** The input **
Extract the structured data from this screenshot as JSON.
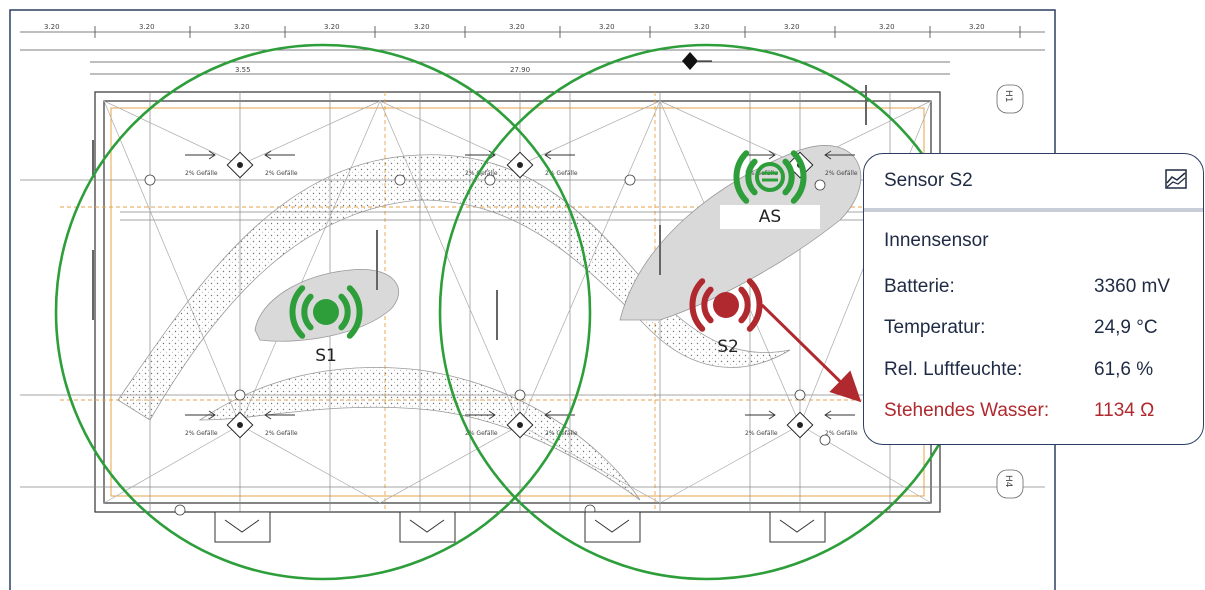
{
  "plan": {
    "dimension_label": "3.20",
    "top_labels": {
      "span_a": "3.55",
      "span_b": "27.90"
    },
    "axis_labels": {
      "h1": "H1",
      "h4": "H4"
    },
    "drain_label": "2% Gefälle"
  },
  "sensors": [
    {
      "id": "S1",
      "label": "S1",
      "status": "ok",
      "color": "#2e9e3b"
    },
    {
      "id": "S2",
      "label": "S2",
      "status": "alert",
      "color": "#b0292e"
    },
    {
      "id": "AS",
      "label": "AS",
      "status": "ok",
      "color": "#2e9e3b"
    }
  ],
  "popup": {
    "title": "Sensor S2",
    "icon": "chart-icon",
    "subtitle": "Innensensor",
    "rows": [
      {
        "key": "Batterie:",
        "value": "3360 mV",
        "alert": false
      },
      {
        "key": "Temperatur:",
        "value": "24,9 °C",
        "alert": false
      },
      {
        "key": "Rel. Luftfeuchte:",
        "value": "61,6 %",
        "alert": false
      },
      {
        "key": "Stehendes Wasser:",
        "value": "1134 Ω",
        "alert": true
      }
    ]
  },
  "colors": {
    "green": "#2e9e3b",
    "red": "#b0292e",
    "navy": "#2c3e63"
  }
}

** To be done **
Count how many lines of the material hold the string "value". Give the number and nothing more.

** Solved problem **
4